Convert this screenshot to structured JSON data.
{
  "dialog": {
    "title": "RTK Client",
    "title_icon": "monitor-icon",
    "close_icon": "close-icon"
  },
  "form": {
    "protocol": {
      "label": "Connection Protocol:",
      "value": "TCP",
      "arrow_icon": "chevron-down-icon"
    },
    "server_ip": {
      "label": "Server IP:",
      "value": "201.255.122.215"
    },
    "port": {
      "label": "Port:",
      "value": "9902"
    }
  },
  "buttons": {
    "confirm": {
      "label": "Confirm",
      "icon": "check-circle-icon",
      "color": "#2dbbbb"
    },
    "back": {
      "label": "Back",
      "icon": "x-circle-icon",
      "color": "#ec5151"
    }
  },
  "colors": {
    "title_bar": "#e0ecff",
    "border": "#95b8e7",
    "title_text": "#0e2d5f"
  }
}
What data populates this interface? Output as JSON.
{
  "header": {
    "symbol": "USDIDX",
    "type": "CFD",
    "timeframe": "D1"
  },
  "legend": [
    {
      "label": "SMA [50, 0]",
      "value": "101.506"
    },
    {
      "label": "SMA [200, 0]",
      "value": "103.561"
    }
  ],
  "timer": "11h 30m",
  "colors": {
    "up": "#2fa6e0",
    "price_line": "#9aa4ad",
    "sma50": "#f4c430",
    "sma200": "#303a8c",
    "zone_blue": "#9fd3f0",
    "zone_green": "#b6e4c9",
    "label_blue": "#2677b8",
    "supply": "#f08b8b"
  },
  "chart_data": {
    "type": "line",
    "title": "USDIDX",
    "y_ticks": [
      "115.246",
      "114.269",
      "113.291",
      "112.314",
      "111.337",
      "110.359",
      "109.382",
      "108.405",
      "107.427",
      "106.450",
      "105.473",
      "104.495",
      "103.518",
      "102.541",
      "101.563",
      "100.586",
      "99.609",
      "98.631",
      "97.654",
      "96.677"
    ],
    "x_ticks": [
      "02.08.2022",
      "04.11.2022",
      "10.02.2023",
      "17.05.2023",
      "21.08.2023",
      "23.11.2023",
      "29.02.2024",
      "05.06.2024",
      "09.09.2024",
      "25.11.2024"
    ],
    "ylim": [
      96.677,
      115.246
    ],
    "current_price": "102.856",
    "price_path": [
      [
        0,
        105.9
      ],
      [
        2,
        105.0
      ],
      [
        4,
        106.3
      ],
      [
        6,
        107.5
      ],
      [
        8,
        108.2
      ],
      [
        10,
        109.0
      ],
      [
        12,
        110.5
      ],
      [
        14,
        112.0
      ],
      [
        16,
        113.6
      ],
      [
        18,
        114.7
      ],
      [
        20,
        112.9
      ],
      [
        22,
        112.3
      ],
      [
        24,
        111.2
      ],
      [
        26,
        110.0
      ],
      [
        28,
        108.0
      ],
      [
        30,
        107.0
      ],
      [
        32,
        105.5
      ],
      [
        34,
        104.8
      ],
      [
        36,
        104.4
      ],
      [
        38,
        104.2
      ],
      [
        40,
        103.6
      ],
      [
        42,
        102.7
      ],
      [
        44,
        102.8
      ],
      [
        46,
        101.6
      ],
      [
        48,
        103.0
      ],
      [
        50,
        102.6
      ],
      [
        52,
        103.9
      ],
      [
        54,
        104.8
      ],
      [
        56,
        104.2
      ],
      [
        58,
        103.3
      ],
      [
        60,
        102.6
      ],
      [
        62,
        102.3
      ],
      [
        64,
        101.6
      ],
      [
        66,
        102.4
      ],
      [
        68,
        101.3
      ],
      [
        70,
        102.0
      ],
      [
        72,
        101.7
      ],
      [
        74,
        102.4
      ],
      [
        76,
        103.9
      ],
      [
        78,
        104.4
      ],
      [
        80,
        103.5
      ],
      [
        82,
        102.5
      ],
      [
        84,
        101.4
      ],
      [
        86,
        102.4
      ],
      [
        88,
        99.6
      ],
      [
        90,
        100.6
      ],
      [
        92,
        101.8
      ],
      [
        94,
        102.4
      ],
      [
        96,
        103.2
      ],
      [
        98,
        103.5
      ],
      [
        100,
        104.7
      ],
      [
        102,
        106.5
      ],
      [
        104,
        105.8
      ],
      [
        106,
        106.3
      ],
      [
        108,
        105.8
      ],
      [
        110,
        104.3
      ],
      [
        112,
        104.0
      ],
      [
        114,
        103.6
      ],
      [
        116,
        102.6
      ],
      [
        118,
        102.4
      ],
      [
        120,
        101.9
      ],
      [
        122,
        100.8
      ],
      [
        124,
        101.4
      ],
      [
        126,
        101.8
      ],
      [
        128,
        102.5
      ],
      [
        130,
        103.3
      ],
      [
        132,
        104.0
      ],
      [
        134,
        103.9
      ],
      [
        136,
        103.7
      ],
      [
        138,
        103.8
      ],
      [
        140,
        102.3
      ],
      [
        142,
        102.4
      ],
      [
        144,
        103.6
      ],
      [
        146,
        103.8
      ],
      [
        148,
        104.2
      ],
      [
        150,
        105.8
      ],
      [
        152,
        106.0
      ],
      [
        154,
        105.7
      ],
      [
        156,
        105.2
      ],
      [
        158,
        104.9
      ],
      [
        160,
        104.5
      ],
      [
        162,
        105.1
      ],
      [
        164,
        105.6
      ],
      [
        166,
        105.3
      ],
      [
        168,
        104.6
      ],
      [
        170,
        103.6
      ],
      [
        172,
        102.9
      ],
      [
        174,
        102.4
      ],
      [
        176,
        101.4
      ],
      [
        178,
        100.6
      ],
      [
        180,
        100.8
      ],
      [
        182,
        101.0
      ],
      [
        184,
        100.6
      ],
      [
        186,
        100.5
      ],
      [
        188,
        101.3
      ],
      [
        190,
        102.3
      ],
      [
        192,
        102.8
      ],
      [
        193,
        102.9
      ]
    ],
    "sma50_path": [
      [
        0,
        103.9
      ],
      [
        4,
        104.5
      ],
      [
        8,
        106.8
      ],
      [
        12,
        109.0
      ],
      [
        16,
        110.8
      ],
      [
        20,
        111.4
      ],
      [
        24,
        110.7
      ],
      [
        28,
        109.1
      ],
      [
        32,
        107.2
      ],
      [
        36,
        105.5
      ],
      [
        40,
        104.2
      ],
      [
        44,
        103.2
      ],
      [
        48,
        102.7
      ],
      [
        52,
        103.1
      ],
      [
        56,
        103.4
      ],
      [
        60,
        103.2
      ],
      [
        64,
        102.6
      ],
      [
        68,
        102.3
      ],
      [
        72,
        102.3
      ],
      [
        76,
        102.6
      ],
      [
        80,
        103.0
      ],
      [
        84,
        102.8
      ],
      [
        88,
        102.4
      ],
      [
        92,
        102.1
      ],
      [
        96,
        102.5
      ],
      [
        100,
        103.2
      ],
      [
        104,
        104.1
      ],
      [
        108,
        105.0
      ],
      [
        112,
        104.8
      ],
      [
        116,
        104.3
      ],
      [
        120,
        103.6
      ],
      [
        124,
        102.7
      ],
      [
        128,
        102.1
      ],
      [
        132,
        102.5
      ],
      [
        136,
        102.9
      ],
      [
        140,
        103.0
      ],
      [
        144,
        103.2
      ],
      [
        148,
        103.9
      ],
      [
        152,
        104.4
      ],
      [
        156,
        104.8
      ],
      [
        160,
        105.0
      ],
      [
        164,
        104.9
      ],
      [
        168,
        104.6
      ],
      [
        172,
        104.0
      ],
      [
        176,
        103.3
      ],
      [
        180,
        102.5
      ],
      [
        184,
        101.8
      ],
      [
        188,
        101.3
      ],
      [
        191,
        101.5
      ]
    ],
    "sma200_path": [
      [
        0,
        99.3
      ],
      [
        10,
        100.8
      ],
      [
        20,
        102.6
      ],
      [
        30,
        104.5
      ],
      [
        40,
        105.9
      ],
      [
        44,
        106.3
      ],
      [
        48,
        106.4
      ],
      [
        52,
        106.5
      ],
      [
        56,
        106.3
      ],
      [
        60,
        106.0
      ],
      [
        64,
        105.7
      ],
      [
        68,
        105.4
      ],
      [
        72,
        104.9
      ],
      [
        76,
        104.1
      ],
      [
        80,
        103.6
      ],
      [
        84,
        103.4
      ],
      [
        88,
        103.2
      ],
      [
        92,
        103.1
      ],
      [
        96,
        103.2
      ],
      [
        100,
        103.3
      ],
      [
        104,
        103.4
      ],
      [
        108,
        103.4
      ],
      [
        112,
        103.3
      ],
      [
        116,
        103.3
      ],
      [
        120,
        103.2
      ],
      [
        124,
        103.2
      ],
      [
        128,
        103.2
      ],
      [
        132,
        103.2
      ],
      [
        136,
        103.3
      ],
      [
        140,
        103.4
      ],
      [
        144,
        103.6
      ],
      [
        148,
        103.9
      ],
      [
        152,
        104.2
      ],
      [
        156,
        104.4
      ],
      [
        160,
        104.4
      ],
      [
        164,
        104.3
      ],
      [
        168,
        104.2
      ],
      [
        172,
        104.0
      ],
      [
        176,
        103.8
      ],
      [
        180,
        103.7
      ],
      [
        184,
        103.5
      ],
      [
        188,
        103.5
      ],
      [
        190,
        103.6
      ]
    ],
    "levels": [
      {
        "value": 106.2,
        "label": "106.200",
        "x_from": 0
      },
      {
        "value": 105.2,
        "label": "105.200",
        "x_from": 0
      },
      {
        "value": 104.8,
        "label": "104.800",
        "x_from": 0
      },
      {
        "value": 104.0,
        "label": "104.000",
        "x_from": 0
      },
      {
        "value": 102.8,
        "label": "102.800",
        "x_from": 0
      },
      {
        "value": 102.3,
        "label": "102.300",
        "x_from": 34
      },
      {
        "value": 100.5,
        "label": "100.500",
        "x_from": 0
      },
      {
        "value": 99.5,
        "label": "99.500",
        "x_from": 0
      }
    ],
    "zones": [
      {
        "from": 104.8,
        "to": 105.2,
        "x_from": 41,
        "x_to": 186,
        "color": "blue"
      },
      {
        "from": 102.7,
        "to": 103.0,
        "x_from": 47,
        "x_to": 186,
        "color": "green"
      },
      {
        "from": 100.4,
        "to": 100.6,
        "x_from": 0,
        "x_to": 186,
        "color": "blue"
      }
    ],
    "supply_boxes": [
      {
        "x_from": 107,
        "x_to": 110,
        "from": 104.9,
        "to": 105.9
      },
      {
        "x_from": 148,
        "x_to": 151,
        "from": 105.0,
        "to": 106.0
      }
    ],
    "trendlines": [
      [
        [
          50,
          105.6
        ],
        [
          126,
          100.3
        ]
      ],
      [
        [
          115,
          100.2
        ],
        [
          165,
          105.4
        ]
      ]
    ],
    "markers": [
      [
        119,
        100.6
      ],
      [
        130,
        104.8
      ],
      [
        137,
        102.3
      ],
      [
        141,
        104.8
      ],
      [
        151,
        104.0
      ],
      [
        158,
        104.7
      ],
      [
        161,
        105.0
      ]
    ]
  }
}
********
Work to do |
Read the data above and pull out each line that holds the string "icon".

Worked solution |
    "title_icon": "monitor-icon",
    "close_icon": "close-icon"
      "arrow_icon": "chevron-down-icon"
      "icon": "check-circle-icon",
      "icon": "x-circle-icon",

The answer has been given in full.